**STATED EXERCISE:**
State only the count of lines in the listing below that hold "Bonds".

#### MATERIAL ####

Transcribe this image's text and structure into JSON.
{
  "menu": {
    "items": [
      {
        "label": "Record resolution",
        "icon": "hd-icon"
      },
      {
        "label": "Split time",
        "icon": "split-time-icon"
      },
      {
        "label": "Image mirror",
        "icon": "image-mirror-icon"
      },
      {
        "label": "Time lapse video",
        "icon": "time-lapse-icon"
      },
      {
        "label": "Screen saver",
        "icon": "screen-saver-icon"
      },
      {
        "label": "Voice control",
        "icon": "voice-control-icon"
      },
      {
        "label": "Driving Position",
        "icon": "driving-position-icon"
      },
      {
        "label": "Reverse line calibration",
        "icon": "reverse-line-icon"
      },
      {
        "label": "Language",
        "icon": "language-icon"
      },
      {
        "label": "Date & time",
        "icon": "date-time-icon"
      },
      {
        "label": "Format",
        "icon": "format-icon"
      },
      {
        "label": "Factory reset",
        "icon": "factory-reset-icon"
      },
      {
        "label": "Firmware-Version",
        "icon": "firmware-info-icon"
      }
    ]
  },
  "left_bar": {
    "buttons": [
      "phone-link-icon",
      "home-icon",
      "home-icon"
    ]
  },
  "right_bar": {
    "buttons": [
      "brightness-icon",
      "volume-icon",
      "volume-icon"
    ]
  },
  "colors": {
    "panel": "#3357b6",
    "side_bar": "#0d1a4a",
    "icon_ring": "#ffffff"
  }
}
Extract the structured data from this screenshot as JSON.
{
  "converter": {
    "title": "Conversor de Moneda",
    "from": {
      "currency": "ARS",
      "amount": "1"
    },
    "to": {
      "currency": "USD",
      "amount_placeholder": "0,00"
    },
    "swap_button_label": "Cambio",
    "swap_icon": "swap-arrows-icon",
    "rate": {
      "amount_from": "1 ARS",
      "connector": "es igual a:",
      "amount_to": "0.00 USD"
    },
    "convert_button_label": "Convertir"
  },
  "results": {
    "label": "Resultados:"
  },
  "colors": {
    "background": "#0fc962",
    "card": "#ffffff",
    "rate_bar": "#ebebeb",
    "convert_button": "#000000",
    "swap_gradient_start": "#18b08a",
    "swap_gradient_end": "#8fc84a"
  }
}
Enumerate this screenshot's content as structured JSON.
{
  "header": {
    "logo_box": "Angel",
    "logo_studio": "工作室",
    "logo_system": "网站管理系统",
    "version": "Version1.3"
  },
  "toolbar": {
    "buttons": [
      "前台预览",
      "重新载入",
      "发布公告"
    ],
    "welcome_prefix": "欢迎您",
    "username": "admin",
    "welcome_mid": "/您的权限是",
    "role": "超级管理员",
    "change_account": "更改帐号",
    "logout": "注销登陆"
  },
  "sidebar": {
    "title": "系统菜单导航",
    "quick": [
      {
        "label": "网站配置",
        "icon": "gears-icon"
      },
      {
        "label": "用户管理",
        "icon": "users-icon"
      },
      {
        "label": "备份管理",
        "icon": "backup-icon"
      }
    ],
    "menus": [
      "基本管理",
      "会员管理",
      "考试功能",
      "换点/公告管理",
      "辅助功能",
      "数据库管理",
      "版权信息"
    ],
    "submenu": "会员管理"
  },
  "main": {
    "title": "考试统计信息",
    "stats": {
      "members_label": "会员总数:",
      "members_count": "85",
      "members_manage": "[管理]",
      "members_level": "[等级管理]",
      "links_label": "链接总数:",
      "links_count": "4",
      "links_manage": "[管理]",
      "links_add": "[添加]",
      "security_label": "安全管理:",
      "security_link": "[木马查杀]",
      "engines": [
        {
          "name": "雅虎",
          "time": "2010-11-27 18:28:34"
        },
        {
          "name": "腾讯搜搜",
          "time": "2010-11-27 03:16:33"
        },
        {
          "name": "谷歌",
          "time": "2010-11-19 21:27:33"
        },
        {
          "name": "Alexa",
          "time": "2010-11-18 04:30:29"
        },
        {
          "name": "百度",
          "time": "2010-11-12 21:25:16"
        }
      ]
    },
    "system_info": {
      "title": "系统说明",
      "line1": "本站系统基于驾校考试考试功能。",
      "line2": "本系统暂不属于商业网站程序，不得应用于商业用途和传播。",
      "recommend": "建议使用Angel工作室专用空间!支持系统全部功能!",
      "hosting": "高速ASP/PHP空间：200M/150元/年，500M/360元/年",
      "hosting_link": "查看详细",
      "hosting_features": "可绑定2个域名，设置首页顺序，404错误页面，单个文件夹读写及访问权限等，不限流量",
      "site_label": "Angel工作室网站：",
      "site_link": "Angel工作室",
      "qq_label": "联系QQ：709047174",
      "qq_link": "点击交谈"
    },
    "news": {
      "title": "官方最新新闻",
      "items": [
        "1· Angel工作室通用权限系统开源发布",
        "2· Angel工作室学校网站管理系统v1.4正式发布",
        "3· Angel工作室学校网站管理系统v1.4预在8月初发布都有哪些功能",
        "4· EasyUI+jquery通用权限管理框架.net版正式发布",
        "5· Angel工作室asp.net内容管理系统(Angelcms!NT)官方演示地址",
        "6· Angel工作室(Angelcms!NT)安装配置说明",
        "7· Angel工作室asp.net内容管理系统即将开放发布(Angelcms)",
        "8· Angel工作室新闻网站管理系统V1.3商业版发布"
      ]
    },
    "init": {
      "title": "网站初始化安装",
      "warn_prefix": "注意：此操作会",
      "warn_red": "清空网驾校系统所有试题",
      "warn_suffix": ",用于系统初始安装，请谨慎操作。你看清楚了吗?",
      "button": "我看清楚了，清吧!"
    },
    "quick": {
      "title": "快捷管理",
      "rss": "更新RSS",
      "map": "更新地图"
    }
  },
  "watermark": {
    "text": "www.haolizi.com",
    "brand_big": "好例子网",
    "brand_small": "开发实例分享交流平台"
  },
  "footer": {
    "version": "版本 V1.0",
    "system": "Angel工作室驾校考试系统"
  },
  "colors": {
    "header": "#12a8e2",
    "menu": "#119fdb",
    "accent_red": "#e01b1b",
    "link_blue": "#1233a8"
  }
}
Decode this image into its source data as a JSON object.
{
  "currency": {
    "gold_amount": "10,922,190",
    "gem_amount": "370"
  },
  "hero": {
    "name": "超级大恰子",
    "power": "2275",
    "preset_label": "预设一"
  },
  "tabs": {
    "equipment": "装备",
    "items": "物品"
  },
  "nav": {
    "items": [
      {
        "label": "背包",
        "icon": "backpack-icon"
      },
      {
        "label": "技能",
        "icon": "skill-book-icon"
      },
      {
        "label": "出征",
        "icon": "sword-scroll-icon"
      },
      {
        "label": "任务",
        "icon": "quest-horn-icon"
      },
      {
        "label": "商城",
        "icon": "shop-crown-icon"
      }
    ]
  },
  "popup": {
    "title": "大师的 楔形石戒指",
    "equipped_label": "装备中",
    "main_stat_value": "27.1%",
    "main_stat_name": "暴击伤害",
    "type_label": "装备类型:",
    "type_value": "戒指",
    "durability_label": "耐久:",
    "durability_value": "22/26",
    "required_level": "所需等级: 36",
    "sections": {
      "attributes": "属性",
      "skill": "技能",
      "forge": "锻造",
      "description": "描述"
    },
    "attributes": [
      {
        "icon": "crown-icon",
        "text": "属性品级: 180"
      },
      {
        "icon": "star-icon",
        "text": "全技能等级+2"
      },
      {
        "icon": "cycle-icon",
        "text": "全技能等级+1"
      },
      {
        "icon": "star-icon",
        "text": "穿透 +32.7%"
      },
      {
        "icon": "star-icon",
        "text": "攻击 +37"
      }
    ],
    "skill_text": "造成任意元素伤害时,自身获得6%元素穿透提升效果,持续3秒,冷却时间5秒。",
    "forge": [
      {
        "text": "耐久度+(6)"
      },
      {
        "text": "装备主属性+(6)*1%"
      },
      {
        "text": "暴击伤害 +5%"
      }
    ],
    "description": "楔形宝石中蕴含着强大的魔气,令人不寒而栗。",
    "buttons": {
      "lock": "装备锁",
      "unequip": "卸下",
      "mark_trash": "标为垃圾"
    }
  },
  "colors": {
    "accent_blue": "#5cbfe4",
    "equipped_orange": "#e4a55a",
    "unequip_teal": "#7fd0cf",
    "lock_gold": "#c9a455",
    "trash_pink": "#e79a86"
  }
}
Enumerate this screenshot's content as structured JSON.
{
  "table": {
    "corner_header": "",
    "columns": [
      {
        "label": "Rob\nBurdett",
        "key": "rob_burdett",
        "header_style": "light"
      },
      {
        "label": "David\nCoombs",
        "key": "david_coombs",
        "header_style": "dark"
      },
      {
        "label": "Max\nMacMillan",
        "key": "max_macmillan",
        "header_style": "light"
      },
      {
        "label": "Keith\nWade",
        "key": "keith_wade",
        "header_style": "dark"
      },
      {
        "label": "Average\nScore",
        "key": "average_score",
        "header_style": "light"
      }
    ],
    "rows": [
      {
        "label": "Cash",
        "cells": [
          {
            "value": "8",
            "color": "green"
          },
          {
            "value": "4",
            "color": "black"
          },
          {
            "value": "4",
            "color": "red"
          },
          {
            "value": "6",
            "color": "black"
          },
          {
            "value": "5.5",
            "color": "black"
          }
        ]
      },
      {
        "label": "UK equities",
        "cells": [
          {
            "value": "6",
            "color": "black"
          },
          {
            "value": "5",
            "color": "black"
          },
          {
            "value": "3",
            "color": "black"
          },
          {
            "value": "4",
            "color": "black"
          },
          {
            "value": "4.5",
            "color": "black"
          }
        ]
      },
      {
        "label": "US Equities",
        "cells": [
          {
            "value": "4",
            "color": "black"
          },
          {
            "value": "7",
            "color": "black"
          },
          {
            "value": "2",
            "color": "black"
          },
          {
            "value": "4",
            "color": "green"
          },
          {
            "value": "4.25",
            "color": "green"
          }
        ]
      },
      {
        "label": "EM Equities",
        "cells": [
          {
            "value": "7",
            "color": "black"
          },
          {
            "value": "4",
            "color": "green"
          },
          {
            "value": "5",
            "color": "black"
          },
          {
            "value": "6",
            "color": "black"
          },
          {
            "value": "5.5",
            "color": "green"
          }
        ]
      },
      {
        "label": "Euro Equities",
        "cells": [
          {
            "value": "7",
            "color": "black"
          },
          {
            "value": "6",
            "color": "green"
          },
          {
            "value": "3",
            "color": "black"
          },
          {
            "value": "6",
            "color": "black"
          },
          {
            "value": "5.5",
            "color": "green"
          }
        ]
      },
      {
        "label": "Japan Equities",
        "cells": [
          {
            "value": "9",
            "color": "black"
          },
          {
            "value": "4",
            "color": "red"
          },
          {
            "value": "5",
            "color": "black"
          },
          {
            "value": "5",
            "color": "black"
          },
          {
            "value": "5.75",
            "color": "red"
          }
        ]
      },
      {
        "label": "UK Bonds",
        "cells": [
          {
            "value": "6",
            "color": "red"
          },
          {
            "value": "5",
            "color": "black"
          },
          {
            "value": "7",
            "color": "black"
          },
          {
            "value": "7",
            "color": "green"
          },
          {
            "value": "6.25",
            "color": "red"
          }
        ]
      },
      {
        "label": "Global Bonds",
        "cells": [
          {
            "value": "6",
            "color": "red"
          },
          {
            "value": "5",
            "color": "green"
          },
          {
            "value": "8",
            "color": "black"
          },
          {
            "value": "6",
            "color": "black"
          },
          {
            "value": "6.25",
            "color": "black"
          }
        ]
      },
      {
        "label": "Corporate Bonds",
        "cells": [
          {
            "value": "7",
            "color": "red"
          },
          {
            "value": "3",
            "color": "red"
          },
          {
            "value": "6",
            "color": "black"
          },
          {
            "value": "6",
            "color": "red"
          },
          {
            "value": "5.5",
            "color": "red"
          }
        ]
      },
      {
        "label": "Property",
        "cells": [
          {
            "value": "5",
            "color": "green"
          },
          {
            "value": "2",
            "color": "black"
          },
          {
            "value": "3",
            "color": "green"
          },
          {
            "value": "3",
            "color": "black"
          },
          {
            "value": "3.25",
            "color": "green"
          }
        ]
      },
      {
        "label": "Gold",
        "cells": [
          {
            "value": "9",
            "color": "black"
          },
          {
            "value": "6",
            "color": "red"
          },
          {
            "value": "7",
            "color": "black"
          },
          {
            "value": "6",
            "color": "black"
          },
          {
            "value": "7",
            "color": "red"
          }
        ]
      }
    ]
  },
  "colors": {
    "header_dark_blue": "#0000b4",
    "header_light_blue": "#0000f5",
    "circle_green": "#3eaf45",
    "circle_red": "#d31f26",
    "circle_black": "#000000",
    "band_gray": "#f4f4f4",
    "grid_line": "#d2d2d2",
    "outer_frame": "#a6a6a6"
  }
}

####

**FINISHED TASK:**
3